◆ **Directive**:
Below are entries. Pull out all lines containing "object".

◆ **Records for the exercise**:
↓↓↓
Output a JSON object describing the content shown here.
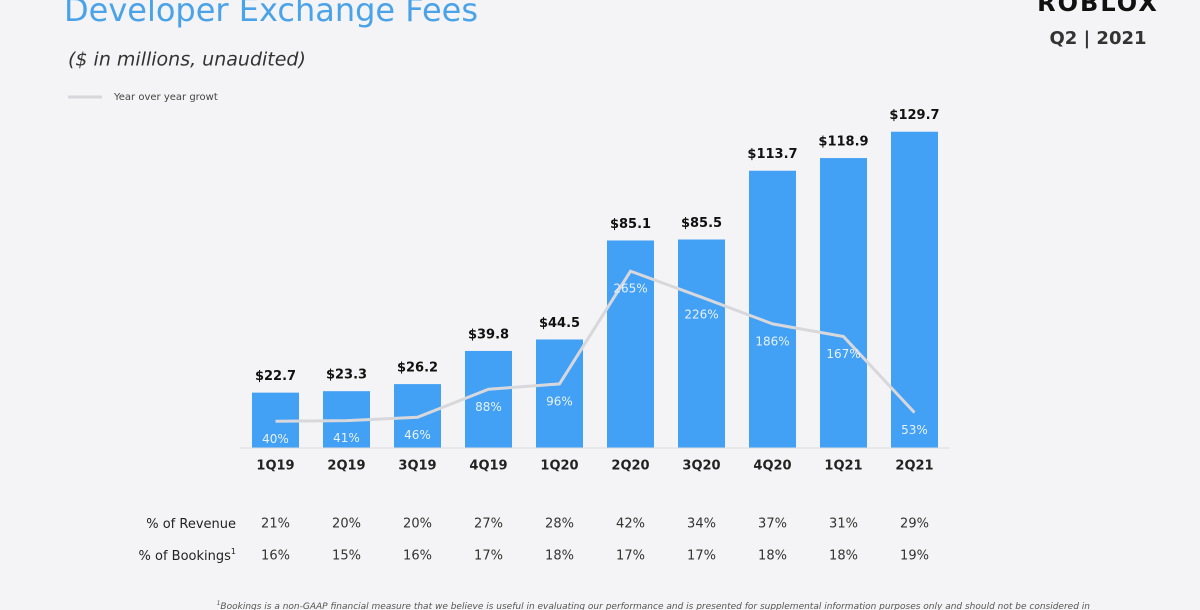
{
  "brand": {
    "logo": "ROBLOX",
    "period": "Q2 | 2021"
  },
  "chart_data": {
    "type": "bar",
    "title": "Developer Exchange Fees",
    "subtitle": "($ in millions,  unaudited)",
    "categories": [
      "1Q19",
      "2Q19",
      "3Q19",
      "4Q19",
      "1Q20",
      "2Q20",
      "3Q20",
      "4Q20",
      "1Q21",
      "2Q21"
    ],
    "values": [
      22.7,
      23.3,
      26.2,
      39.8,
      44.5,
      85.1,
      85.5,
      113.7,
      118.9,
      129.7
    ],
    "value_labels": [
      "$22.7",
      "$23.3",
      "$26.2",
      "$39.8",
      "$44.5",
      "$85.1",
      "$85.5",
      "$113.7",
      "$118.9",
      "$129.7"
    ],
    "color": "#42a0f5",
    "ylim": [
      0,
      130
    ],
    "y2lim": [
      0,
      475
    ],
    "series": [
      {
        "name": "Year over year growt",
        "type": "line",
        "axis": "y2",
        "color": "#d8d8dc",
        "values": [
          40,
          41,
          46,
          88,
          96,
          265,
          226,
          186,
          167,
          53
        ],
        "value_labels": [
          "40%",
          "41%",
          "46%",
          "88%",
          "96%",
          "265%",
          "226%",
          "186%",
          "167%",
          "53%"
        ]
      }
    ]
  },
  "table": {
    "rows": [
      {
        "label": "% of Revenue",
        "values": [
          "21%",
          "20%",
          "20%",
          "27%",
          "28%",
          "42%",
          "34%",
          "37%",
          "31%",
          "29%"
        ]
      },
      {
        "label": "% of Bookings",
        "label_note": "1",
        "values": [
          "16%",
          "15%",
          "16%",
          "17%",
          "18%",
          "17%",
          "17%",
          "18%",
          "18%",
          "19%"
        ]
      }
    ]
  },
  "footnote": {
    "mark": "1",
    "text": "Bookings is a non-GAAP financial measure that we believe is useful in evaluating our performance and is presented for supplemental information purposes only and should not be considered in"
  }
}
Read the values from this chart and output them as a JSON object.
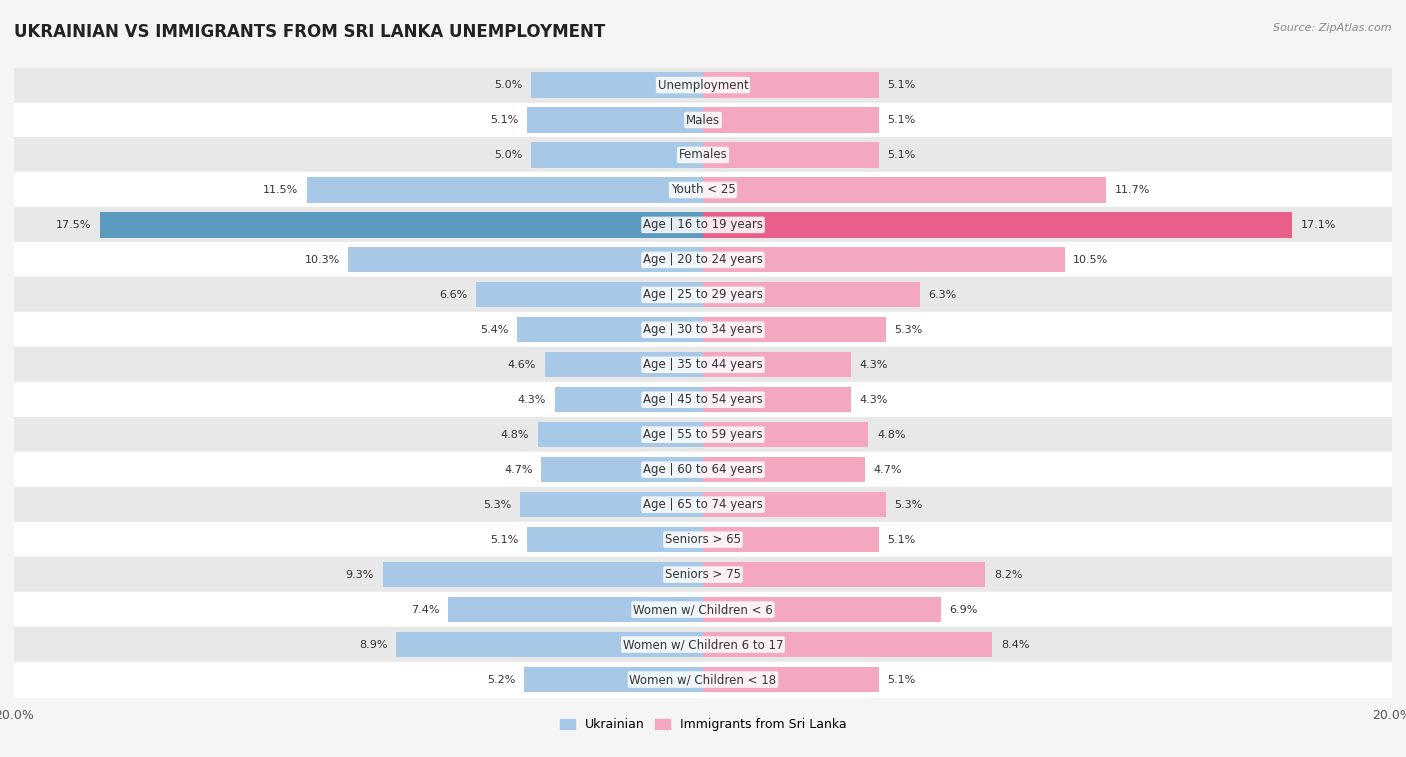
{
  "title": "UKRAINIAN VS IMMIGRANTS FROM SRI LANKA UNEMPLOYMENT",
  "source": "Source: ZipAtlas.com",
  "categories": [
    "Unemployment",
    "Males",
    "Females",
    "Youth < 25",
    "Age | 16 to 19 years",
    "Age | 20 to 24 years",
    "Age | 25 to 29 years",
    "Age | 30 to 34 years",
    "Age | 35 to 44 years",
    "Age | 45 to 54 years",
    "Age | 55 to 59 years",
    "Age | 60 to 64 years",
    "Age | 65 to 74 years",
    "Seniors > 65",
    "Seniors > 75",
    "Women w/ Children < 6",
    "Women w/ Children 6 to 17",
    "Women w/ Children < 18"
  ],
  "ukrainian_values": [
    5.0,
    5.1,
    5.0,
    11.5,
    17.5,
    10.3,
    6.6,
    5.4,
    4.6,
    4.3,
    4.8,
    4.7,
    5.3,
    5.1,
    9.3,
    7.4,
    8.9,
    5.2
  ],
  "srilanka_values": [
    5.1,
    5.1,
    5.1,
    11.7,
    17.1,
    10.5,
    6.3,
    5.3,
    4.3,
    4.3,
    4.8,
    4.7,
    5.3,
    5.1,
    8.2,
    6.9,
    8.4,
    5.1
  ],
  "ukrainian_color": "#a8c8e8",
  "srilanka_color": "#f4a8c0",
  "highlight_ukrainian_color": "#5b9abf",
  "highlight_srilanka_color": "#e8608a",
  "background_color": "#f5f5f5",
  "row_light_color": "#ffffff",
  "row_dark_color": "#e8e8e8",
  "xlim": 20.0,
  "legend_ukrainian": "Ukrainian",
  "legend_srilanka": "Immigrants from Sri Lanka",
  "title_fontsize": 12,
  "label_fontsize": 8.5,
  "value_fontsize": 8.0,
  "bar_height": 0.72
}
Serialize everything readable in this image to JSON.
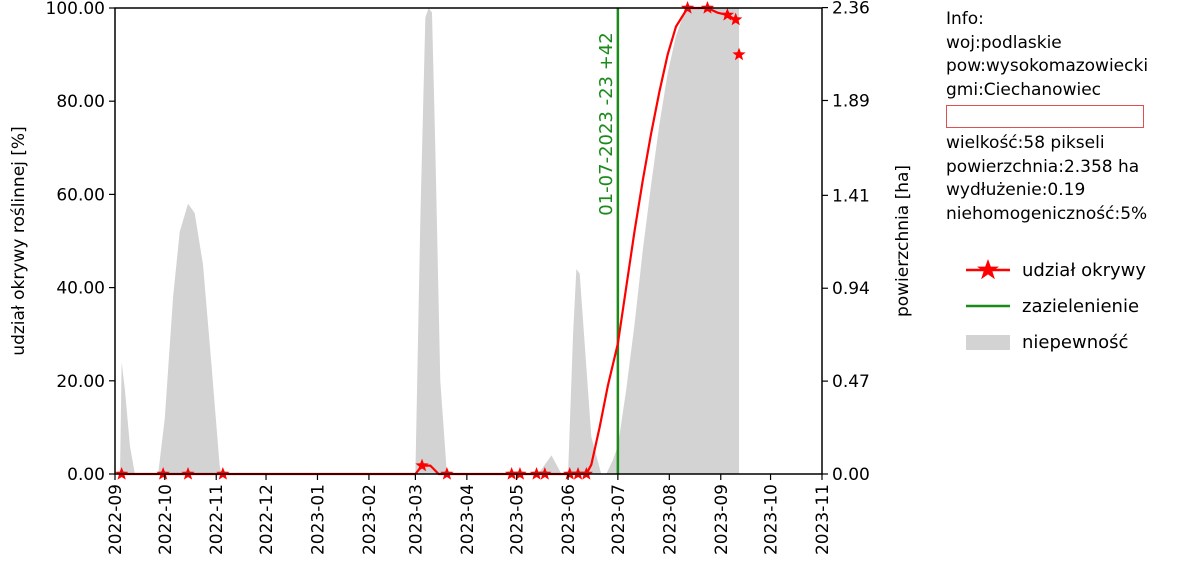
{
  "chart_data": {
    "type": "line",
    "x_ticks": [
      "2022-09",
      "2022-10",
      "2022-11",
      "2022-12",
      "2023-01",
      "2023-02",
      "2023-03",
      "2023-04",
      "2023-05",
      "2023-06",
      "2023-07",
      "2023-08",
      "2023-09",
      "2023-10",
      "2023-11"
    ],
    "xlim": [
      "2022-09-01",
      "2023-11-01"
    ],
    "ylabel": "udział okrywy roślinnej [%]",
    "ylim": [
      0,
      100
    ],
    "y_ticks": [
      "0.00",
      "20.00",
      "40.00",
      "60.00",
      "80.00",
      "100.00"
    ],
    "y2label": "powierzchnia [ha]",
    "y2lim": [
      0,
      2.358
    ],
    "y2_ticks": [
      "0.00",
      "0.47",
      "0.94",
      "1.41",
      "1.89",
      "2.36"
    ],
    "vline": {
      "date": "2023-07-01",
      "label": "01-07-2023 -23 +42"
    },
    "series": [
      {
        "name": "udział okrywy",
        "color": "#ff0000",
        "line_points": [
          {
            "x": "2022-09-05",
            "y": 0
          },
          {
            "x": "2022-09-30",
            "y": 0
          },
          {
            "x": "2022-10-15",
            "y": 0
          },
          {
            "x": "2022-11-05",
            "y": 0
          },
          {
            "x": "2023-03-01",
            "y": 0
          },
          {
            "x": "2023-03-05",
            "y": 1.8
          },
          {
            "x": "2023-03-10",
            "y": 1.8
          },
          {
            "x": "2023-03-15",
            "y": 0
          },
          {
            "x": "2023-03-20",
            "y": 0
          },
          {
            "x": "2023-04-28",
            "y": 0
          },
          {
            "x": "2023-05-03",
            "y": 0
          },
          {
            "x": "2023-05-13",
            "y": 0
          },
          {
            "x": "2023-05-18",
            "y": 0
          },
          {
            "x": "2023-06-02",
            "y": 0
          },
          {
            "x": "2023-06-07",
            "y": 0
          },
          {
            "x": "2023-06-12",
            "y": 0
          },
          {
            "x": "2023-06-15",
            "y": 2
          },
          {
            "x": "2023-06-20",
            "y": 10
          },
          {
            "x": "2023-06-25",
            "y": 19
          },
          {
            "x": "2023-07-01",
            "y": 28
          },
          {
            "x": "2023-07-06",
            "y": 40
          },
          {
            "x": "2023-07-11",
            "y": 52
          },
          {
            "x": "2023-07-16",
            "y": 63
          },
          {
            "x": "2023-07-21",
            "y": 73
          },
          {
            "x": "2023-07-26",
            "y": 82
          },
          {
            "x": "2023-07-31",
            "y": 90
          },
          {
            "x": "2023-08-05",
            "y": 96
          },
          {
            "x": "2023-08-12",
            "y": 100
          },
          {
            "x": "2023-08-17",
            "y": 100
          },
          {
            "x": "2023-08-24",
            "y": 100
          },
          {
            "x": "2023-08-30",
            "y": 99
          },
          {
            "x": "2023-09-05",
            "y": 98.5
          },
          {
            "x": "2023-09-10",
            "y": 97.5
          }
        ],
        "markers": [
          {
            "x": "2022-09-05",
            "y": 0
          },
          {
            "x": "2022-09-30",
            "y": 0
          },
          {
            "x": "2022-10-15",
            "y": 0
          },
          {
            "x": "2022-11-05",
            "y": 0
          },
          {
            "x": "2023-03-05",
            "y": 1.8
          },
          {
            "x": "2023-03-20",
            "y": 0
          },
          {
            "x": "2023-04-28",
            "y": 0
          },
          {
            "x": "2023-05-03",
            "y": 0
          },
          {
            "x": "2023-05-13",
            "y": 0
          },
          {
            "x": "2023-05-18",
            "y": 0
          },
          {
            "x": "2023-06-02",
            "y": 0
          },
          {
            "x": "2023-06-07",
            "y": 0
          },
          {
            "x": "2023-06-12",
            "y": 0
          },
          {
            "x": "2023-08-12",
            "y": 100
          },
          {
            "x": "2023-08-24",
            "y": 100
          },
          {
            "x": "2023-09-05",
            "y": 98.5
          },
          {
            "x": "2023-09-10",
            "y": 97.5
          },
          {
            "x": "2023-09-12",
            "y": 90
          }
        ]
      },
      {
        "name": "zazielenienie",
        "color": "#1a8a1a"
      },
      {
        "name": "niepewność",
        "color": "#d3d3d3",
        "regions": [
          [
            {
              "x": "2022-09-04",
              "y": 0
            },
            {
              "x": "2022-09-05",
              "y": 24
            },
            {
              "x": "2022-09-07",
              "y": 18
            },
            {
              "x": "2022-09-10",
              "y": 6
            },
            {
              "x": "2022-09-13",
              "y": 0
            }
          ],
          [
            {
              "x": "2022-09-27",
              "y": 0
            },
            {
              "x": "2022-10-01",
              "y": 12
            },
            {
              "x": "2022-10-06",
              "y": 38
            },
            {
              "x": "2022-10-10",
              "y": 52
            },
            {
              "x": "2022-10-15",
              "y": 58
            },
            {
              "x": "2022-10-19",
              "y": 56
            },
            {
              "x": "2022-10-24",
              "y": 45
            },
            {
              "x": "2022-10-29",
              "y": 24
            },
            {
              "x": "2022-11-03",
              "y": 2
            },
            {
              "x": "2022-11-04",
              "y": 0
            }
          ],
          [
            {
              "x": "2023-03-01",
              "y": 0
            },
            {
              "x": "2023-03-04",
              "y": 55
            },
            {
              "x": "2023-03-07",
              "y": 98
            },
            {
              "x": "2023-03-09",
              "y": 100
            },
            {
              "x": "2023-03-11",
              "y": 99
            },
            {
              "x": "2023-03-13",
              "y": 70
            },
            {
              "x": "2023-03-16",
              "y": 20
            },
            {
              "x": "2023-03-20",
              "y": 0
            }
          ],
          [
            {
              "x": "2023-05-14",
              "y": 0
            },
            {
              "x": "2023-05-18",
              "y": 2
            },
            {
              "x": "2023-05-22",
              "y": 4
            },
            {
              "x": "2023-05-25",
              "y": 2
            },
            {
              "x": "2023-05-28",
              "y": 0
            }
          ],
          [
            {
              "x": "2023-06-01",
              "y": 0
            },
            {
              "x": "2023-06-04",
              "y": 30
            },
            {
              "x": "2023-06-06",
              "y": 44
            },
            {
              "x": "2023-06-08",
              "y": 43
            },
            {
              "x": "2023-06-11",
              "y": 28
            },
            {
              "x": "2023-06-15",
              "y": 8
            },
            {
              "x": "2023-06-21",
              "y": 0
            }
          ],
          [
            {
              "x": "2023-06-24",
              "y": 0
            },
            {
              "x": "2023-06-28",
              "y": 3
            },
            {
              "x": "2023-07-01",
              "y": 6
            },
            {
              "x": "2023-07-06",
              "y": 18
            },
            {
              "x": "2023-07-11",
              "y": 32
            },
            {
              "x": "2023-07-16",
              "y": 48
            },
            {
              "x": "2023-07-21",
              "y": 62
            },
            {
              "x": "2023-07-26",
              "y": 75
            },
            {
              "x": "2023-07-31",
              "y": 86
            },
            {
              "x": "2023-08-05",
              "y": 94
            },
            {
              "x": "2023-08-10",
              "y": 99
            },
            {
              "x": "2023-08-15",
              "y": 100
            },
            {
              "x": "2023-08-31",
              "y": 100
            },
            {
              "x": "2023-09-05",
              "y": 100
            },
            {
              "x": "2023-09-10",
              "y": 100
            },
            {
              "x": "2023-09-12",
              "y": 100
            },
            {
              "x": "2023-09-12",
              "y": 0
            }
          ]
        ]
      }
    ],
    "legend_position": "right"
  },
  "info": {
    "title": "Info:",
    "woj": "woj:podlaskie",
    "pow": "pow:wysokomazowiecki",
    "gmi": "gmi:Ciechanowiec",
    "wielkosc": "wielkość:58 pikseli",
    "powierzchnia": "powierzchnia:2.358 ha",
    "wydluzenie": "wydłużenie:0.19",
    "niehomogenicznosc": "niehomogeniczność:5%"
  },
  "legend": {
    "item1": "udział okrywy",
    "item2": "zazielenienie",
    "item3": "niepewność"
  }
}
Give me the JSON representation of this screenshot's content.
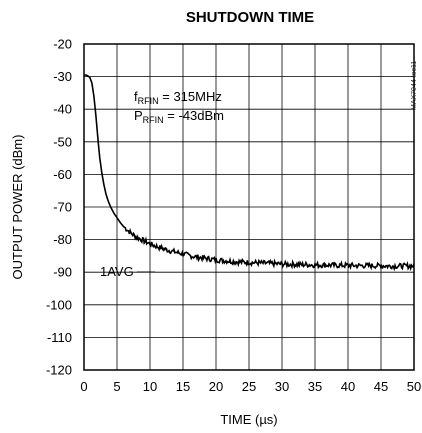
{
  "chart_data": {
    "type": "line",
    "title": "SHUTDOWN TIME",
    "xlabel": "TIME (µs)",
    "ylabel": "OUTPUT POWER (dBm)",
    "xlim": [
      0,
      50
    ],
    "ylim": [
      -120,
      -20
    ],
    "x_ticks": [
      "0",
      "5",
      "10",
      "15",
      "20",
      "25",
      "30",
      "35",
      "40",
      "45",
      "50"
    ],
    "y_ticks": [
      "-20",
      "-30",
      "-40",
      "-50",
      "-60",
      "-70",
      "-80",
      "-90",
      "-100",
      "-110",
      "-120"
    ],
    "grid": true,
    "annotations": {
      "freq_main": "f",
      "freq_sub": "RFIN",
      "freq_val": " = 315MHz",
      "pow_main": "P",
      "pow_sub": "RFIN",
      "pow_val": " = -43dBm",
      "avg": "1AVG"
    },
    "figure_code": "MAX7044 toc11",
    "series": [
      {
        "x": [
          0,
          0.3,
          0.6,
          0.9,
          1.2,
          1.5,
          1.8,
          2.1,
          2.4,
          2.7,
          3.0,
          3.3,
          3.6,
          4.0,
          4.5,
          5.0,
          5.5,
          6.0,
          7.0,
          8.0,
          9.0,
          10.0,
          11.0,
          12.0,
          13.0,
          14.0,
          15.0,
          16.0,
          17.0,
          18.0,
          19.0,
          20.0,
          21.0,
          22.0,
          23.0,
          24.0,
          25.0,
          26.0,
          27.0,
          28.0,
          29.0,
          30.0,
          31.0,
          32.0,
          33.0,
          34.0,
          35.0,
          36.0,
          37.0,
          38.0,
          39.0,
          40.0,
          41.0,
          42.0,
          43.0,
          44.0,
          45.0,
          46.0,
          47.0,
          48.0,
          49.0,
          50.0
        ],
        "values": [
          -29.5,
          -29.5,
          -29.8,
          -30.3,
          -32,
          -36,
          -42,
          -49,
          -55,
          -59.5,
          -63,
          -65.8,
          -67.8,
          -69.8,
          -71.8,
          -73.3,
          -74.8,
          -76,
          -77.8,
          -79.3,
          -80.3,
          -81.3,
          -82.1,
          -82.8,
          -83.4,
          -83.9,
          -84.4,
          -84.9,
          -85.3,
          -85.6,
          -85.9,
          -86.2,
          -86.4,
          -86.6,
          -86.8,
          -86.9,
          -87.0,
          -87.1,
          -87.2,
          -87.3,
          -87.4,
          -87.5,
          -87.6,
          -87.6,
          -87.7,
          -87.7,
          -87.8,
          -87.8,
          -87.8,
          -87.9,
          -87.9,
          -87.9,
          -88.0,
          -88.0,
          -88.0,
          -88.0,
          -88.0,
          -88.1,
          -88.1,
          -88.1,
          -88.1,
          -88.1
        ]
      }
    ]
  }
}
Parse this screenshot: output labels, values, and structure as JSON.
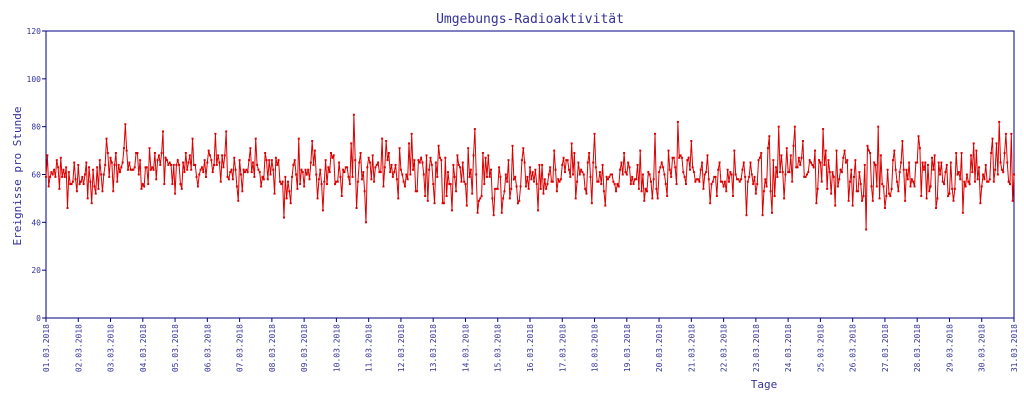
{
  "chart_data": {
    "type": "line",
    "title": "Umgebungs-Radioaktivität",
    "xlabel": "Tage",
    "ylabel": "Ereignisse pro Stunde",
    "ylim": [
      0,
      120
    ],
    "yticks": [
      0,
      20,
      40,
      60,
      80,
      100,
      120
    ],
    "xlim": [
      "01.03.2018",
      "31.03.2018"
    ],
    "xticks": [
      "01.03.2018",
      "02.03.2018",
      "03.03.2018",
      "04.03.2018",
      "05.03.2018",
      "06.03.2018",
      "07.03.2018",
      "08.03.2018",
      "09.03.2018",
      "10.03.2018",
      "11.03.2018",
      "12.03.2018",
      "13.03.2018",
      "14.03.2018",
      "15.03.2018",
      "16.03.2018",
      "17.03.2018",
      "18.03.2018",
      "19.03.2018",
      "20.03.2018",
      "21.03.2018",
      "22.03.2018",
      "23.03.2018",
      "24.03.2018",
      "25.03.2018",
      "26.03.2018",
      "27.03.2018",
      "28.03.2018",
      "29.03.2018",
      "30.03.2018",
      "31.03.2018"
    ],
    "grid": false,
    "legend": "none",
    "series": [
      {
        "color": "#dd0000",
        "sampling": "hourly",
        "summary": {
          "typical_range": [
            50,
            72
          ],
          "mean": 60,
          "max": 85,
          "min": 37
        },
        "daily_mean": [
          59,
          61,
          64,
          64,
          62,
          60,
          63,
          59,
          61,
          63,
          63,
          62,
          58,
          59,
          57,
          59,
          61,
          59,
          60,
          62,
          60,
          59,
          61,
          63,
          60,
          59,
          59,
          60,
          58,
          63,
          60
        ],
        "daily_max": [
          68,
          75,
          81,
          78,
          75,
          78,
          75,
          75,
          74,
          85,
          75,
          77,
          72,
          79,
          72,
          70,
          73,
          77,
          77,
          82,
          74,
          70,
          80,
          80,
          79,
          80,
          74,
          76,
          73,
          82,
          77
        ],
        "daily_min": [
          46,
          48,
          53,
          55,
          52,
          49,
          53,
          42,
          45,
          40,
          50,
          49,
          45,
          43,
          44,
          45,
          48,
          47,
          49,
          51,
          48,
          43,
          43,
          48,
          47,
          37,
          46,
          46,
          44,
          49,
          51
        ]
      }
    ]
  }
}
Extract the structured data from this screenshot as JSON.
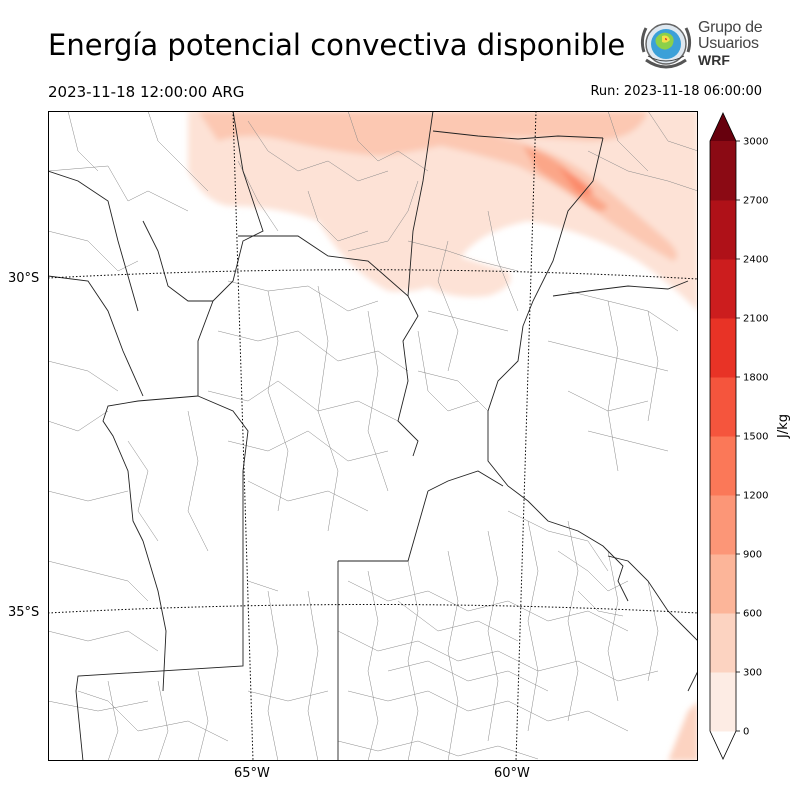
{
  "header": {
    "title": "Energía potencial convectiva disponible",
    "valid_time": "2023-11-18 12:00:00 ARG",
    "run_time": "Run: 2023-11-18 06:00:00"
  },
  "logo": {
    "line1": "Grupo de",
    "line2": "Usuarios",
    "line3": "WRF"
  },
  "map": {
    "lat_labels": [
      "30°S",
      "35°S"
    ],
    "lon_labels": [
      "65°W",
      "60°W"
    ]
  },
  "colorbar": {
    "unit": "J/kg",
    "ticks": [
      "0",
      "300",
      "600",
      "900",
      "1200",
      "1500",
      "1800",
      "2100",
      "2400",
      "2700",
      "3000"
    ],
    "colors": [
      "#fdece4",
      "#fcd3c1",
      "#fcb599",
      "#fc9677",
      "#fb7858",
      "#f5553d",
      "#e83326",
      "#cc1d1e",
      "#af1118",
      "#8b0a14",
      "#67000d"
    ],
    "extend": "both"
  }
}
↑↑↑
◆ **Exercise result**:
Output a JSON object describing the content shown here.
Read the values from this chart and output them as a JSON object.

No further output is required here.